# DOCUMENT TEXT

I learned that supporting students with learning disabilities often involves flexible accommodations across presentation, response, timing, setting, and materials. Simple adjustments can significantly improve access to learning without lowering expectations. Being proactive, responsive, and structured helps create an equitable learning environment where students can demonstrate their true abilities

I learned that supporting English Language Learners requires intentional, inclusive teaching strategies that emphasize vocabulary in context, multiple learning modalities, and frequent opportunities for demonstration and feedback. Effective instruction recognizes that language barriers do not reflect a student’s ability to understand concepts, so providing visual, kinesthetic, and contextual supports is essential. 


 I learned that effective group work must be meaningful, skill-appropriate, and focused on decision-making so it isn’t perceived as busywork. Students need explicit coaching in group skills and progressively challenging assignments with clearly defined roles to ensure fair participation and strong group dynamics. 

I learned that effective teaching starts with intentional self-assessment being mindful of my voice, clarity, confidence, and presence so my communication truly reaches students. Instruction requires mastering the core “recipe” of goals and structure before creatively adapting techniques to enhance learning. By setting small, deliberate improvement goals (like movement or delivery), I can steadily strengthen my instructional impact over time.

I learned that a clear, well-structured grading system is essential because instructors should always expect grades to be questioned by students or administrators. Using transparent criteria, categories, and point values makes grades easier to defend and reduces disputes based on perceived inconsistencies. Keeping the grade book current protects both students and instructors by allowing timely, fair, and confident responses to grading concerns.

# SOURCE DATA
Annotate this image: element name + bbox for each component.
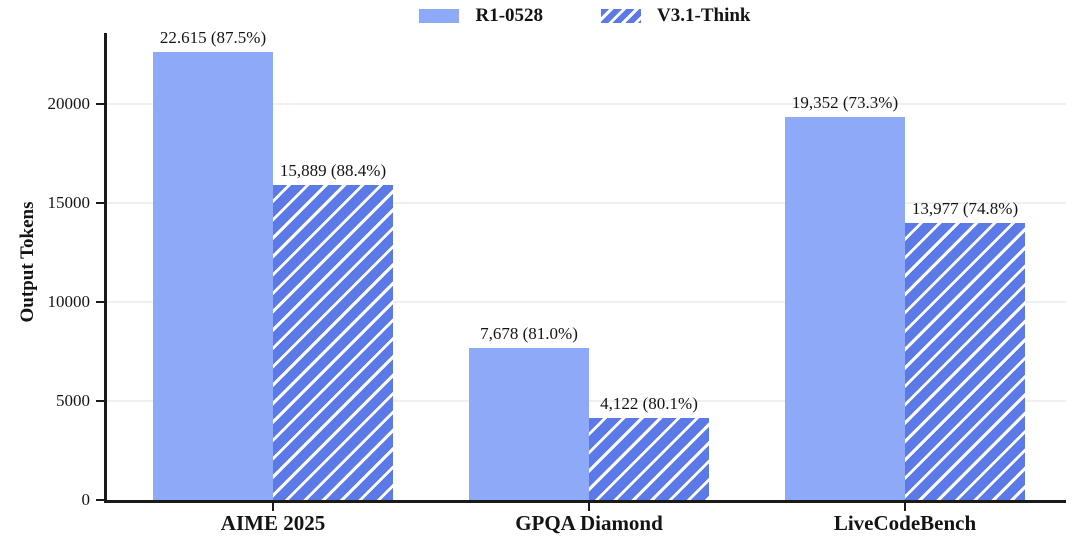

# REQUIREMENT
Write the next part of the teaching reflections, starting after their last sentence. The listing stands apart from the teaching reflections.

# RESPONSE TO THIS EXERCISE
My biggest take away is not to include more than 3-5 points per powerpoint slide. I will take care to make sure I am not overcrowding my slides.

I learned that effective class management is about intentionally guiding diverse students so individual contributions blend into a shared learning goal. Regularly pausing to observe the classroom will help me assess student dynamics, the physical environment, and my instructional approach in real time.

I learned that reflective note-taking after lectures or activities helps prevent repeating past mistakes and improves future instruction. Brief notes about what worked, what didn’t, and what to anticipate make lesson planning more effective over time. This allows instructors to focus more on refining teaching strategies rather than continually reacting to the same issues.

This was a interesting module. I learned that managing angry students requires prioritizing safety, and listening without defensiveness. Clear boundaries help maintain respect, fairness, and a safe learning environment for everyone.

I learned that managing “center-stage” students is about channeling their energy, not trying to change who they are. Strategies like meeting with the student, assigning an observer role, or using structured limits on participation help balance discussion so all students have opportunities to contribute.